PROBLEM DESCRIPTION ▸ Repeat each entry as written, dropping any picture you find.

Some records:

* * *

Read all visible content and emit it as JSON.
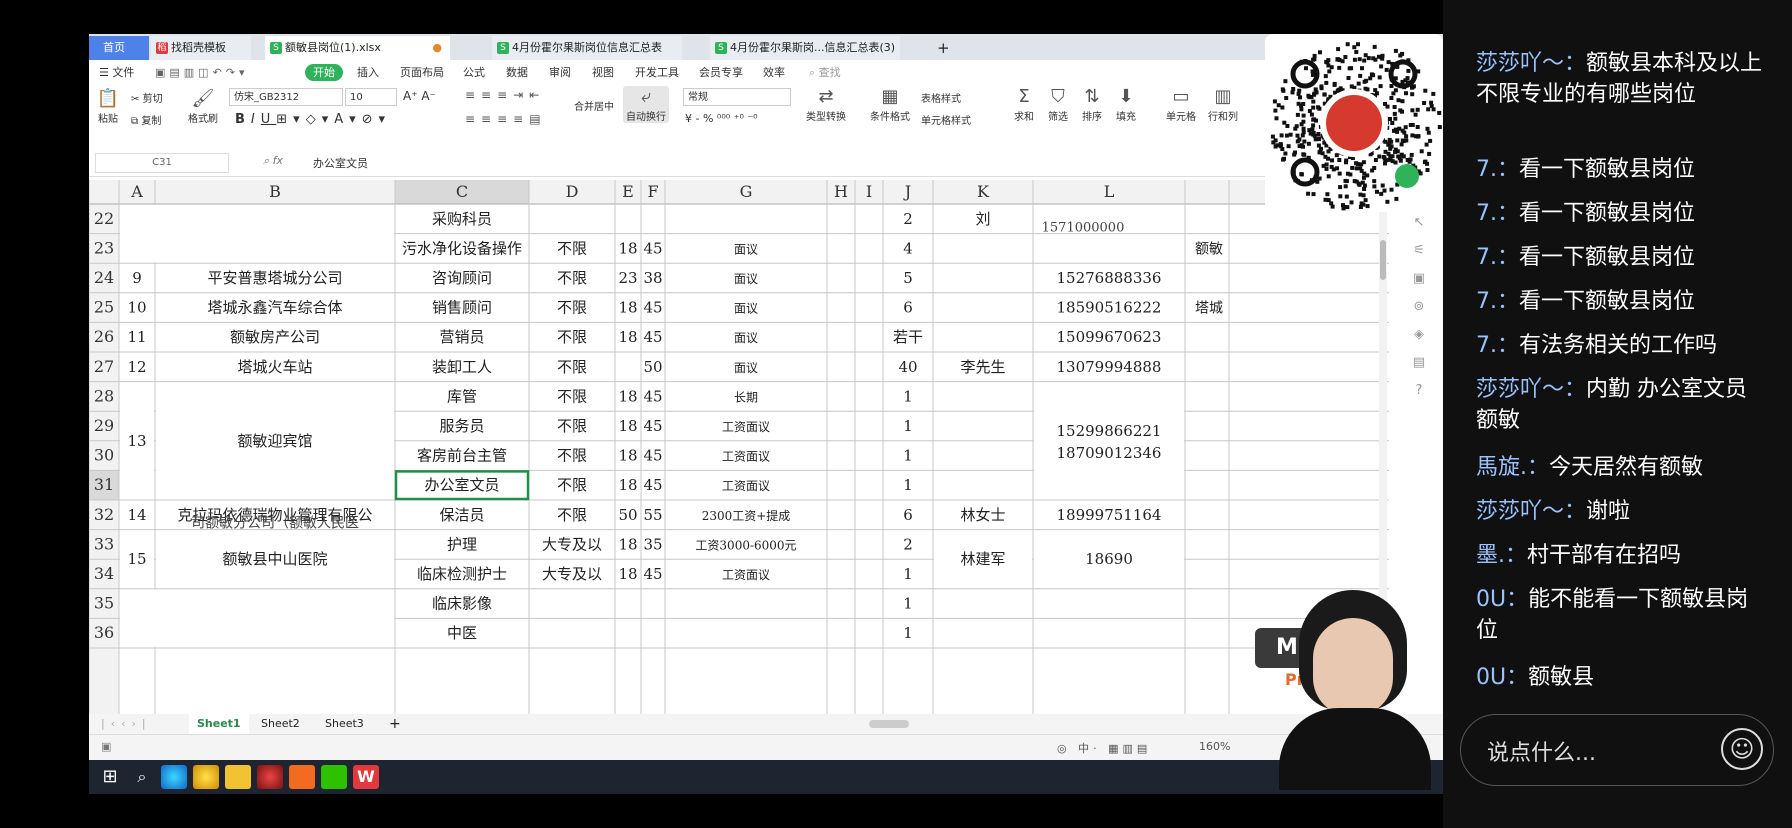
{
  "tabs": [
    {
      "label": "首页"
    },
    {
      "label": "找稻壳模板",
      "icon": "daoke-icon"
    },
    {
      "label": "额敏县岗位(1).xlsx",
      "icon": "spreadsheet-icon"
    },
    {
      "label": "4月份霍尔果斯岗位信息汇总表",
      "icon": "spreadsheet-icon"
    },
    {
      "label": "4月份霍尔果斯岗...信息汇总表(3)",
      "icon": "spreadsheet-icon"
    },
    {
      "label": "+"
    }
  ],
  "menu": {
    "file": "文件",
    "items": [
      "开始",
      "插入",
      "页面布局",
      "公式",
      "数据",
      "审阅",
      "视图",
      "开发工具",
      "会员专享",
      "效率"
    ],
    "search": "查找"
  },
  "ribbon": {
    "paste": "粘贴",
    "cut": "剪切",
    "copy": "复制",
    "format_painter": "格式刷",
    "font": "仿宋_GB2312",
    "size": "10",
    "merge": "合并居中",
    "wrap": "自动换行",
    "number_format": "常规",
    "type_convert": "类型转换",
    "cond_format": "条件格式",
    "table_style": "表格样式",
    "cell_style": "单元格样式",
    "sum": "求和",
    "filter": "筛选",
    "sort": "排序",
    "fill": "填充",
    "cell": "单元格",
    "rowcol": "行和列"
  },
  "formula": {
    "cell_ref": "C31",
    "fx": "fx",
    "value": "办公室文员"
  },
  "columns": [
    "A",
    "B",
    "C",
    "D",
    "E",
    "F",
    "G",
    "H",
    "I",
    "J",
    "K",
    "L"
  ],
  "rows": [
    {
      "n": "22",
      "a": "",
      "b": "",
      "c": "采购科员",
      "d": "",
      "e": "",
      "f": "",
      "g": "",
      "j": "2",
      "k": "刘",
      "l": ""
    },
    {
      "n": "23",
      "a": "",
      "b": "",
      "c": "污水净化设备操作",
      "d": "不限",
      "e": "18",
      "f": "45",
      "g": "面议",
      "j": "4",
      "k": "",
      "l": ""
    },
    {
      "n": "24",
      "a": "9",
      "b": "平安普惠塔城分公司",
      "c": "咨询顾问",
      "d": "不限",
      "e": "23",
      "f": "38",
      "g": "面议",
      "j": "5",
      "k": "",
      "l": "15276888336"
    },
    {
      "n": "25",
      "a": "10",
      "b": "塔城永鑫汽车综合体",
      "c": "销售顾问",
      "d": "不限",
      "e": "18",
      "f": "45",
      "g": "面议",
      "j": "6",
      "k": "",
      "l": "18590516222"
    },
    {
      "n": "26",
      "a": "11",
      "b": "额敏房产公司",
      "c": "营销员",
      "d": "不限",
      "e": "18",
      "f": "45",
      "g": "面议",
      "j": "若干",
      "k": "",
      "l": "15099670623"
    },
    {
      "n": "27",
      "a": "12",
      "b": "塔城火车站",
      "c": "装卸工人",
      "d": "不限",
      "e": "",
      "f": "50",
      "g": "面议",
      "j": "40",
      "k": "李先生",
      "l": "13079994888"
    },
    {
      "n": "28",
      "a": "",
      "b": "",
      "c": "库管",
      "d": "不限",
      "e": "18",
      "f": "45",
      "g": "长期",
      "j": "1",
      "k": "",
      "l": ""
    },
    {
      "n": "29",
      "a": "",
      "b": "",
      "c": "服务员",
      "d": "不限",
      "e": "18",
      "f": "45",
      "g": "工资面议",
      "j": "1",
      "k": "",
      "l": ""
    },
    {
      "n": "30",
      "a": "",
      "b": "",
      "c": "客房前台主管",
      "d": "不限",
      "e": "18",
      "f": "45",
      "g": "工资面议",
      "j": "1",
      "k": "",
      "l": ""
    },
    {
      "n": "31",
      "a": "",
      "b": "",
      "c": "办公室文员",
      "d": "不限",
      "e": "18",
      "f": "45",
      "g": "工资面议",
      "j": "1",
      "k": "",
      "l": ""
    },
    {
      "n": "32",
      "a": "14",
      "b": "克拉玛依德瑞物业管理有限公",
      "c": "保洁员",
      "d": "不限",
      "e": "50",
      "f": "55",
      "g": "2300工资+提成",
      "j": "6",
      "k": "林女士",
      "l": "18999751164"
    },
    {
      "n": "33",
      "a": "",
      "b": "",
      "c": "护理",
      "d": "大专及以",
      "e": "18",
      "f": "35",
      "g": "工资3000-6000元",
      "j": "2",
      "k": "",
      "l": ""
    },
    {
      "n": "34",
      "a": "",
      "b": "",
      "c": "临床检测护士",
      "d": "大专及以",
      "e": "18",
      "f": "45",
      "g": "工资面议",
      "j": "1",
      "k": "",
      "l": ""
    },
    {
      "n": "35",
      "a": "",
      "b": "",
      "c": "临床影像",
      "d": "",
      "e": "",
      "f": "",
      "g": "",
      "j": "1",
      "k": "",
      "l": ""
    },
    {
      "n": "36",
      "a": "",
      "b": "",
      "c": "中医",
      "d": "",
      "e": "",
      "f": "",
      "g": "",
      "j": "1",
      "k": "",
      "l": ""
    }
  ],
  "merged": {
    "r13_a": "13",
    "r13_b": "额敏迎宾馆",
    "r13_l1": "15299866221",
    "r13_l2": "18709012346",
    "r15_a": "15",
    "r15_b": "额敏县中山医院",
    "r15_k": "林建军",
    "r15_l": "18690",
    "overflow_k22": "1571000000",
    "overflow_m23": "额敏",
    "overflow_m25": "塔城",
    "overflow_b32": "司额敏分公司（额敏人民医"
  },
  "sheets": [
    "Sheet1",
    "Sheet2",
    "Sheet3"
  ],
  "status": {
    "zoom": "160%"
  },
  "chat": {
    "messages": [
      {
        "name": "莎莎吖～：",
        "text": "额敏县本科及以上 不限专业的有哪些岗位"
      },
      {
        "name": "7.：",
        "text": "看一下额敏县岗位"
      },
      {
        "name": "7.：",
        "text": "看一下额敏县岗位"
      },
      {
        "name": "7.：",
        "text": "看一下额敏县岗位"
      },
      {
        "name": "7.：",
        "text": "看一下额敏县岗位"
      },
      {
        "name": "7.：",
        "text": "有法务相关的工作吗"
      },
      {
        "name": "莎莎吖～：",
        "text": "内勤 办公室文员 额敏"
      },
      {
        "name": "馬旋.：",
        "text": "今天居然有额敏"
      },
      {
        "name": "莎莎吖～：",
        "text": "谢啦"
      },
      {
        "name": "墨.：",
        "text": "村干部有在招吗"
      },
      {
        "name": "0U：",
        "text": "能不能看一下额敏县岗位"
      },
      {
        "name": "0U：",
        "text": "额敏县"
      }
    ],
    "placeholder": "说点什么...",
    "overlay": {
      "badge": "M",
      "brand": "Pro"
    }
  },
  "colors": {
    "accent_green": "#2fb35a",
    "home_tab": "#4e82e8",
    "name_blue": "#9ac2ff",
    "selected_cell": "#1f8f4a"
  }
}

* * *

EXERCISE RESPONSE ▸
Read all visible content and emit it as JSON.
{
  "tabs": [
    {
      "label": "首页"
    },
    {
      "label": "找稻壳模板",
      "icon": "daoke-icon"
    },
    {
      "label": "额敏县岗位(1).xlsx",
      "icon": "spreadsheet-icon"
    },
    {
      "label": "4月份霍尔果斯岗位信息汇总表",
      "icon": "spreadsheet-icon"
    },
    {
      "label": "4月份霍尔果斯岗...信息汇总表(3)",
      "icon": "spreadsheet-icon"
    },
    {
      "label": "+"
    }
  ],
  "menu": {
    "file": "文件",
    "items": [
      "开始",
      "插入",
      "页面布局",
      "公式",
      "数据",
      "审阅",
      "视图",
      "开发工具",
      "会员专享",
      "效率"
    ],
    "search": "查找"
  },
  "ribbon": {
    "paste": "粘贴",
    "cut": "剪切",
    "copy": "复制",
    "format_painter": "格式刷",
    "font": "仿宋_GB2312",
    "size": "10",
    "merge": "合并居中",
    "wrap": "自动换行",
    "number_format": "常规",
    "type_convert": "类型转换",
    "cond_format": "条件格式",
    "table_style": "表格样式",
    "cell_style": "单元格样式",
    "sum": "求和",
    "filter": "筛选",
    "sort": "排序",
    "fill": "填充",
    "cell": "单元格",
    "rowcol": "行和列"
  },
  "formula": {
    "cell_ref": "C31",
    "fx": "fx",
    "value": "办公室文员"
  },
  "columns": [
    "A",
    "B",
    "C",
    "D",
    "E",
    "F",
    "G",
    "H",
    "I",
    "J",
    "K",
    "L"
  ],
  "rows": [
    {
      "n": "22",
      "a": "",
      "b": "",
      "c": "采购科员",
      "d": "",
      "e": "",
      "f": "",
      "g": "",
      "j": "2",
      "k": "刘",
      "l": ""
    },
    {
      "n": "23",
      "a": "",
      "b": "",
      "c": "污水净化设备操作",
      "d": "不限",
      "e": "18",
      "f": "45",
      "g": "面议",
      "j": "4",
      "k": "",
      "l": ""
    },
    {
      "n": "24",
      "a": "9",
      "b": "平安普惠塔城分公司",
      "c": "咨询顾问",
      "d": "不限",
      "e": "23",
      "f": "38",
      "g": "面议",
      "j": "5",
      "k": "",
      "l": "15276888336"
    },
    {
      "n": "25",
      "a": "10",
      "b": "塔城永鑫汽车综合体",
      "c": "销售顾问",
      "d": "不限",
      "e": "18",
      "f": "45",
      "g": "面议",
      "j": "6",
      "k": "",
      "l": "18590516222"
    },
    {
      "n": "26",
      "a": "11",
      "b": "额敏房产公司",
      "c": "营销员",
      "d": "不限",
      "e": "18",
      "f": "45",
      "g": "面议",
      "j": "若干",
      "k": "",
      "l": "15099670623"
    },
    {
      "n": "27",
      "a": "12",
      "b": "塔城火车站",
      "c": "装卸工人",
      "d": "不限",
      "e": "",
      "f": "50",
      "g": "面议",
      "j": "40",
      "k": "李先生",
      "l": "13079994888"
    },
    {
      "n": "28",
      "a": "",
      "b": "",
      "c": "库管",
      "d": "不限",
      "e": "18",
      "f": "45",
      "g": "长期",
      "j": "1",
      "k": "",
      "l": ""
    },
    {
      "n": "29",
      "a": "",
      "b": "",
      "c": "服务员",
      "d": "不限",
      "e": "18",
      "f": "45",
      "g": "工资面议",
      "j": "1",
      "k": "",
      "l": ""
    },
    {
      "n": "30",
      "a": "",
      "b": "",
      "c": "客房前台主管",
      "d": "不限",
      "e": "18",
      "f": "45",
      "g": "工资面议",
      "j": "1",
      "k": "",
      "l": ""
    },
    {
      "n": "31",
      "a": "",
      "b": "",
      "c": "办公室文员",
      "d": "不限",
      "e": "18",
      "f": "45",
      "g": "工资面议",
      "j": "1",
      "k": "",
      "l": ""
    },
    {
      "n": "32",
      "a": "14",
      "b": "克拉玛依德瑞物业管理有限公",
      "c": "保洁员",
      "d": "不限",
      "e": "50",
      "f": "55",
      "g": "2300工资+提成",
      "j": "6",
      "k": "林女士",
      "l": "18999751164"
    },
    {
      "n": "33",
      "a": "",
      "b": "",
      "c": "护理",
      "d": "大专及以",
      "e": "18",
      "f": "35",
      "g": "工资3000-6000元",
      "j": "2",
      "k": "",
      "l": ""
    },
    {
      "n": "34",
      "a": "",
      "b": "",
      "c": "临床检测护士",
      "d": "大专及以",
      "e": "18",
      "f": "45",
      "g": "工资面议",
      "j": "1",
      "k": "",
      "l": ""
    },
    {
      "n": "35",
      "a": "",
      "b": "",
      "c": "临床影像",
      "d": "",
      "e": "",
      "f": "",
      "g": "",
      "j": "1",
      "k": "",
      "l": ""
    },
    {
      "n": "36",
      "a": "",
      "b": "",
      "c": "中医",
      "d": "",
      "e": "",
      "f": "",
      "g": "",
      "j": "1",
      "k": "",
      "l": ""
    }
  ],
  "merged": {
    "r13_a": "13",
    "r13_b": "额敏迎宾馆",
    "r13_l1": "15299866221",
    "r13_l2": "18709012346",
    "r15_a": "15",
    "r15_b": "额敏县中山医院",
    "r15_k": "林建军",
    "r15_l": "18690",
    "overflow_k22": "1571000000",
    "overflow_m23": "额敏",
    "overflow_m25": "塔城",
    "overflow_b32": "司额敏分公司（额敏人民医"
  },
  "sheets": [
    "Sheet1",
    "Sheet2",
    "Sheet3"
  ],
  "status": {
    "zoom": "160%"
  },
  "chat": {
    "messages": [
      {
        "name": "莎莎吖～：",
        "text": "额敏县本科及以上 不限专业的有哪些岗位"
      },
      {
        "name": "7.：",
        "text": "看一下额敏县岗位"
      },
      {
        "name": "7.：",
        "text": "看一下额敏县岗位"
      },
      {
        "name": "7.：",
        "text": "看一下额敏县岗位"
      },
      {
        "name": "7.：",
        "text": "看一下额敏县岗位"
      },
      {
        "name": "7.：",
        "text": "有法务相关的工作吗"
      },
      {
        "name": "莎莎吖～：",
        "text": "内勤 办公室文员 额敏"
      },
      {
        "name": "馬旋.：",
        "text": "今天居然有额敏"
      },
      {
        "name": "莎莎吖～：",
        "text": "谢啦"
      },
      {
        "name": "墨.：",
        "text": "村干部有在招吗"
      },
      {
        "name": "0U：",
        "text": "能不能看一下额敏县岗位"
      },
      {
        "name": "0U：",
        "text": "额敏县"
      }
    ],
    "placeholder": "说点什么...",
    "overlay": {
      "badge": "M",
      "brand": "Pro"
    }
  },
  "colors": {
    "accent_green": "#2fb35a",
    "home_tab": "#4e82e8",
    "name_blue": "#9ac2ff",
    "selected_cell": "#1f8f4a"
  }
}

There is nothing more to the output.